■ **WHAT IS NEEDED**
Show every line below where "America" can be found.

■ **Figure record listings**
************
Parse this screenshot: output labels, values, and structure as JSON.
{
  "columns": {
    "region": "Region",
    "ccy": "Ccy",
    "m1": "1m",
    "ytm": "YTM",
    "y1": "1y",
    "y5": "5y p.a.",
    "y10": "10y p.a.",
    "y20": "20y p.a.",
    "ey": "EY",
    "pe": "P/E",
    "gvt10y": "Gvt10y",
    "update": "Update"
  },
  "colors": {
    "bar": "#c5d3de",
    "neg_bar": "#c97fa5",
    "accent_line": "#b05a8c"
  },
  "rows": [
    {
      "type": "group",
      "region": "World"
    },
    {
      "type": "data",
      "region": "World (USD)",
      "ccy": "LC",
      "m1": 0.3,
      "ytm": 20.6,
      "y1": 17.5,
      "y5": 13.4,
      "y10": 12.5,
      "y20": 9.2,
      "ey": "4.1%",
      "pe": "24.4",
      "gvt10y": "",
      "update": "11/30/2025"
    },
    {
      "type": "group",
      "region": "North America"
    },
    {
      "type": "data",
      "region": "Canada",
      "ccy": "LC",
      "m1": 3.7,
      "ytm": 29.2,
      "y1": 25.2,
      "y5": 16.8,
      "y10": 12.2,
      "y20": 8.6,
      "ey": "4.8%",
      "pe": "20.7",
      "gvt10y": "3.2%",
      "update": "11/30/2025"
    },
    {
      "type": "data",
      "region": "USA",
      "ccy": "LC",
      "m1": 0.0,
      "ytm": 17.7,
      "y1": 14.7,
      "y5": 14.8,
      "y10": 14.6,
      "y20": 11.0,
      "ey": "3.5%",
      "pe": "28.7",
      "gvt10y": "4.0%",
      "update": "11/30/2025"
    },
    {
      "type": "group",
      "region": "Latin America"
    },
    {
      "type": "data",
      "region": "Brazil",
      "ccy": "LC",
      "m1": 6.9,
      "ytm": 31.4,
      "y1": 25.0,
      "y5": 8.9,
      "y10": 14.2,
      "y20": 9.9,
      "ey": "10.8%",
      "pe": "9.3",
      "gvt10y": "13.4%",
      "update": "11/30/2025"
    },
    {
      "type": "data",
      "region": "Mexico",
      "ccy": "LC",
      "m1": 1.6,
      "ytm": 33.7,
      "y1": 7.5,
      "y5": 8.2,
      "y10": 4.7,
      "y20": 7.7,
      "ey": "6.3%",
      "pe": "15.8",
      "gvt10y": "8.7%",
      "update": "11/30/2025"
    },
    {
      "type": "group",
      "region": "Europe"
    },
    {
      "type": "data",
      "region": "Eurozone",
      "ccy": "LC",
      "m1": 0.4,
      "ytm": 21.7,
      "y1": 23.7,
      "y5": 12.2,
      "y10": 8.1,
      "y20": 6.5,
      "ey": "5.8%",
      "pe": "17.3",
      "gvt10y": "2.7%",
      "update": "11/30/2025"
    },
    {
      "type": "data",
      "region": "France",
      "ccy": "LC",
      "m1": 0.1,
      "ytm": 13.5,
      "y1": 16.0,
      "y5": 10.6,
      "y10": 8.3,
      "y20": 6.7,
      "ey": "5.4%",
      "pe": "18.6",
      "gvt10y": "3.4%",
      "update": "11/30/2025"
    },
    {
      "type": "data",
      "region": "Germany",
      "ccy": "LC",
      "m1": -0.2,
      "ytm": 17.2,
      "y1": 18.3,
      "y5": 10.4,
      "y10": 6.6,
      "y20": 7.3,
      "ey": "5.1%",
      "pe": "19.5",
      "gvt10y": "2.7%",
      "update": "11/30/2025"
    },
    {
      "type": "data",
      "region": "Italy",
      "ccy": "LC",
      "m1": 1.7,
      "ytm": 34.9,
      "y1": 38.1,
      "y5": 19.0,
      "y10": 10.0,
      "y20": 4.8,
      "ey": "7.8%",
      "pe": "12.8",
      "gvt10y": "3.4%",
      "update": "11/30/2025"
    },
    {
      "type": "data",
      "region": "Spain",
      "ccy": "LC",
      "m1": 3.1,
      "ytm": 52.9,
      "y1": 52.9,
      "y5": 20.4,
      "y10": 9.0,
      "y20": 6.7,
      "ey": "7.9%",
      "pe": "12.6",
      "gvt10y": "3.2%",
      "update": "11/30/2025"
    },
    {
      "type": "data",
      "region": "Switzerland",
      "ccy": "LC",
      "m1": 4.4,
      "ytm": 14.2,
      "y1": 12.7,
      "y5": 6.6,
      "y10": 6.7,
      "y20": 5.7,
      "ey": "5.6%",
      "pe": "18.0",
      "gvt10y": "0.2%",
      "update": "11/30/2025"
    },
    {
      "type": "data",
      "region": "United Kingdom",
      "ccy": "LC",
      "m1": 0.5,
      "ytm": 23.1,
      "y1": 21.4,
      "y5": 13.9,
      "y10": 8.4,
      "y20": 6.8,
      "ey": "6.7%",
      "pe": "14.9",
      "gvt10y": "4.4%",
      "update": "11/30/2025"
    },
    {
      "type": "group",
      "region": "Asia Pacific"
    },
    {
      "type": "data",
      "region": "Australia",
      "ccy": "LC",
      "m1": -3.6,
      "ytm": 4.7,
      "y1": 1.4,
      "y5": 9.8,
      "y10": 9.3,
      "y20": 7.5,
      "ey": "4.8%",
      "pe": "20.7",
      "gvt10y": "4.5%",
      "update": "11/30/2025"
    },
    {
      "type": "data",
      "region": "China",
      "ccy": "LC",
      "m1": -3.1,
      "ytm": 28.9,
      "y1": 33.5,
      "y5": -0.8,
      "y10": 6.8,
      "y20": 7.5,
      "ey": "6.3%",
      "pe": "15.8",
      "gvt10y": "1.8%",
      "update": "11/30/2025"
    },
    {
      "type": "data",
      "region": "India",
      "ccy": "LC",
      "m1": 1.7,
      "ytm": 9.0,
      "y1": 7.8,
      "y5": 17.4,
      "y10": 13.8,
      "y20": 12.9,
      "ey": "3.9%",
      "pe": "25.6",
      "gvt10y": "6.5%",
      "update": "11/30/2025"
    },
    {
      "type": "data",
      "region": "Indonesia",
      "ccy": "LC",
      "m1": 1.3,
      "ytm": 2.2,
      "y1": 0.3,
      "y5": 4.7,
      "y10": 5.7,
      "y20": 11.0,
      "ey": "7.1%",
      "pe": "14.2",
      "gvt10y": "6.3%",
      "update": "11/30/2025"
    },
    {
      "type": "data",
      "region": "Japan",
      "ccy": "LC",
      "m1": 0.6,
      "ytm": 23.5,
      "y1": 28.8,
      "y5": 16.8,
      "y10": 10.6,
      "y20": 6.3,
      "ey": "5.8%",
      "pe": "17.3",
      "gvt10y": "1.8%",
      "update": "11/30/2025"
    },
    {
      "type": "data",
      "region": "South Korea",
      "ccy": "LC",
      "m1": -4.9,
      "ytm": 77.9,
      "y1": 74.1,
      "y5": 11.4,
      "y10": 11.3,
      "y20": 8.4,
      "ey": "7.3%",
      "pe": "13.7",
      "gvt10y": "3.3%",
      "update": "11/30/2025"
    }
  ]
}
************
■ **CORRECT RESULT**
      "region": "North America"
      "region": "Latin America"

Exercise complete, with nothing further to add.